**** GIVEN INFORMATION ****
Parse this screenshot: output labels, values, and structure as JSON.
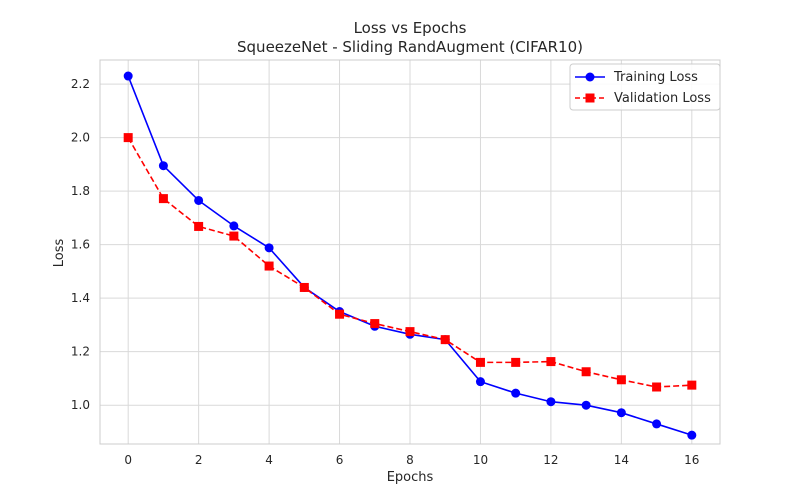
{
  "chart_data": {
    "type": "line",
    "title": "Loss vs Epochs",
    "subtitle": "SqueezeNet - Sliding RandAugment (CIFAR10)",
    "xlabel": "Epochs",
    "ylabel": "Loss",
    "xlim": [
      -0.8,
      16.8
    ],
    "ylim": [
      0.855,
      2.29
    ],
    "xticks": [
      0,
      2,
      4,
      6,
      8,
      10,
      12,
      14,
      16
    ],
    "yticks": [
      1.0,
      1.2,
      1.4,
      1.6,
      1.8,
      2.0,
      2.2
    ],
    "xtick_labels": [
      "0",
      "2",
      "4",
      "6",
      "8",
      "10",
      "12",
      "14",
      "16"
    ],
    "ytick_labels": [
      "1.0",
      "1.2",
      "1.4",
      "1.6",
      "1.8",
      "2.0",
      "2.2"
    ],
    "grid": true,
    "legend_position": "top-right",
    "x": [
      0,
      1,
      2,
      3,
      4,
      5,
      6,
      7,
      8,
      9,
      10,
      11,
      12,
      13,
      14,
      15,
      16
    ],
    "series": [
      {
        "name": "Training Loss",
        "color": "#0000ff",
        "line_style": "solid",
        "marker": "circle",
        "values": [
          2.23,
          1.895,
          1.765,
          1.67,
          1.588,
          1.44,
          1.35,
          1.295,
          1.265,
          1.245,
          1.088,
          1.045,
          1.013,
          1.0,
          0.972,
          0.93,
          0.888
        ]
      },
      {
        "name": "Validation Loss",
        "color": "#ff0000",
        "line_style": "dashed",
        "marker": "square",
        "values": [
          2.0,
          1.772,
          1.668,
          1.632,
          1.52,
          1.44,
          1.34,
          1.305,
          1.275,
          1.245,
          1.16,
          1.16,
          1.163,
          1.125,
          1.095,
          1.068,
          1.075
        ]
      }
    ]
  }
}
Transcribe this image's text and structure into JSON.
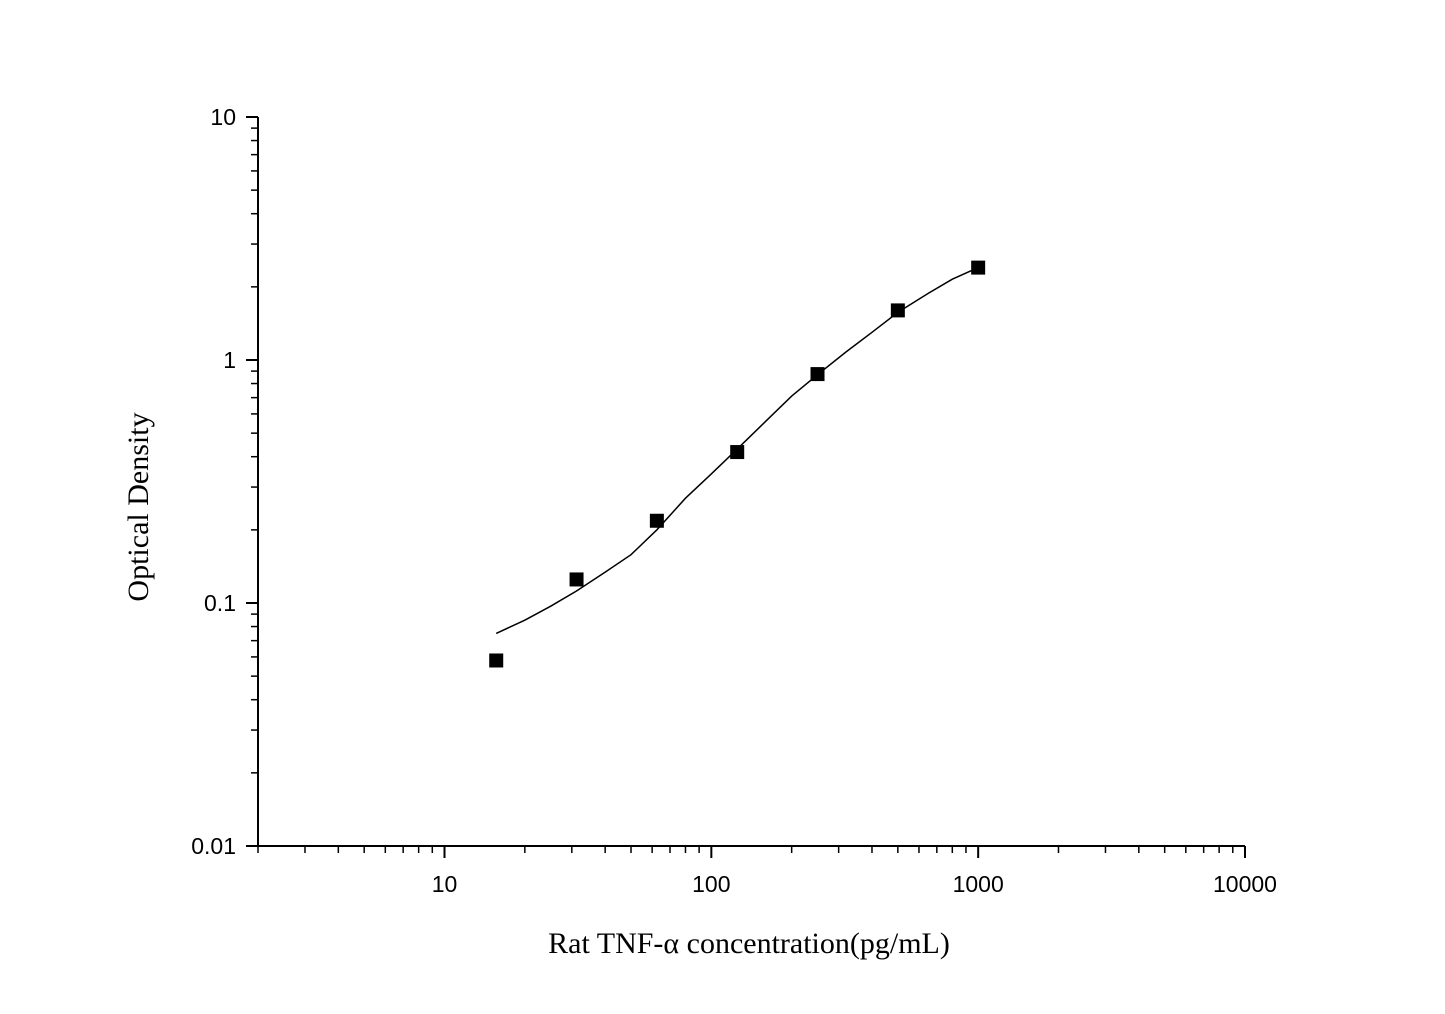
{
  "chart_data": {
    "type": "scatter",
    "title": "",
    "xlabel": "Rat TNF-α  concentration(pg/mL)",
    "ylabel": "Optical Density",
    "x_scale": "log",
    "y_scale": "log",
    "xlim": [
      2,
      10000
    ],
    "ylim": [
      0.01,
      10
    ],
    "grid": false,
    "x_tick_labels": [
      "10",
      "100",
      "1000",
      "10000"
    ],
    "y_tick_labels": [
      "0.01",
      "0.1",
      "1",
      "10"
    ],
    "series": [
      {
        "marker": "square",
        "x": [
          15.625,
          31.25,
          62.5,
          125,
          250,
          500,
          1000
        ],
        "y": [
          0.058,
          0.125,
          0.218,
          0.418,
          0.875,
          1.6,
          2.4
        ]
      }
    ],
    "fit_curve": {
      "model": "four-parameter logistic",
      "x_range": [
        15.625,
        1000
      ],
      "points": [
        [
          15.625,
          0.075
        ],
        [
          20,
          0.085
        ],
        [
          25,
          0.097
        ],
        [
          31.25,
          0.112
        ],
        [
          40,
          0.134
        ],
        [
          50,
          0.158
        ],
        [
          62.5,
          0.2
        ],
        [
          80,
          0.27
        ],
        [
          100,
          0.34
        ],
        [
          125,
          0.43
        ],
        [
          160,
          0.56
        ],
        [
          200,
          0.71
        ],
        [
          250,
          0.87
        ],
        [
          320,
          1.08
        ],
        [
          400,
          1.3
        ],
        [
          500,
          1.57
        ],
        [
          650,
          1.88
        ],
        [
          800,
          2.15
        ],
        [
          1000,
          2.4
        ]
      ]
    },
    "colors": {
      "markers": "#000000",
      "curve": "#000000",
      "axes": "#000000"
    }
  }
}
****
:: GOAL ::
From the data above, write out everything exactly except the pictures.

:: SOLUTION ::
Parse this screenshot: output labels, values, and structure as JSON.
{
  "chart_data": {
    "type": "line",
    "title": "Loss vs Epochs",
    "subtitle": "SqueezeNet - Sliding RandAugment (CIFAR10)",
    "xlabel": "Epochs",
    "ylabel": "Loss",
    "xlim": [
      -0.8,
      16.8
    ],
    "ylim": [
      0.855,
      2.29
    ],
    "xticks": [
      0,
      2,
      4,
      6,
      8,
      10,
      12,
      14,
      16
    ],
    "yticks": [
      1.0,
      1.2,
      1.4,
      1.6,
      1.8,
      2.0,
      2.2
    ],
    "xtick_labels": [
      "0",
      "2",
      "4",
      "6",
      "8",
      "10",
      "12",
      "14",
      "16"
    ],
    "ytick_labels": [
      "1.0",
      "1.2",
      "1.4",
      "1.6",
      "1.8",
      "2.0",
      "2.2"
    ],
    "grid": true,
    "legend_position": "top-right",
    "x": [
      0,
      1,
      2,
      3,
      4,
      5,
      6,
      7,
      8,
      9,
      10,
      11,
      12,
      13,
      14,
      15,
      16
    ],
    "series": [
      {
        "name": "Training Loss",
        "color": "#0000ff",
        "line_style": "solid",
        "marker": "circle",
        "values": [
          2.23,
          1.895,
          1.765,
          1.67,
          1.588,
          1.44,
          1.35,
          1.295,
          1.265,
          1.245,
          1.088,
          1.045,
          1.013,
          1.0,
          0.972,
          0.93,
          0.888
        ]
      },
      {
        "name": "Validation Loss",
        "color": "#ff0000",
        "line_style": "dashed",
        "marker": "square",
        "values": [
          2.0,
          1.772,
          1.668,
          1.632,
          1.52,
          1.44,
          1.34,
          1.305,
          1.275,
          1.245,
          1.16,
          1.16,
          1.163,
          1.125,
          1.095,
          1.068,
          1.075
        ]
      }
    ]
  }
}
Transcribe this image's text and structure into JSON.
{
  "chart_data": {
    "type": "scatter",
    "title": "",
    "xlabel": "Rat TNF-α  concentration(pg/mL)",
    "ylabel": "Optical Density",
    "x_scale": "log",
    "y_scale": "log",
    "xlim": [
      2,
      10000
    ],
    "ylim": [
      0.01,
      10
    ],
    "grid": false,
    "x_tick_labels": [
      "10",
      "100",
      "1000",
      "10000"
    ],
    "y_tick_labels": [
      "0.01",
      "0.1",
      "1",
      "10"
    ],
    "series": [
      {
        "marker": "square",
        "x": [
          15.625,
          31.25,
          62.5,
          125,
          250,
          500,
          1000
        ],
        "y": [
          0.058,
          0.125,
          0.218,
          0.418,
          0.875,
          1.6,
          2.4
        ]
      }
    ],
    "fit_curve": {
      "model": "four-parameter logistic",
      "x_range": [
        15.625,
        1000
      ],
      "points": [
        [
          15.625,
          0.075
        ],
        [
          20,
          0.085
        ],
        [
          25,
          0.097
        ],
        [
          31.25,
          0.112
        ],
        [
          40,
          0.134
        ],
        [
          50,
          0.158
        ],
        [
          62.5,
          0.2
        ],
        [
          80,
          0.27
        ],
        [
          100,
          0.34
        ],
        [
          125,
          0.43
        ],
        [
          160,
          0.56
        ],
        [
          200,
          0.71
        ],
        [
          250,
          0.87
        ],
        [
          320,
          1.08
        ],
        [
          400,
          1.3
        ],
        [
          500,
          1.57
        ],
        [
          650,
          1.88
        ],
        [
          800,
          2.15
        ],
        [
          1000,
          2.4
        ]
      ]
    },
    "colors": {
      "markers": "#000000",
      "curve": "#000000",
      "axes": "#000000"
    }
  }
}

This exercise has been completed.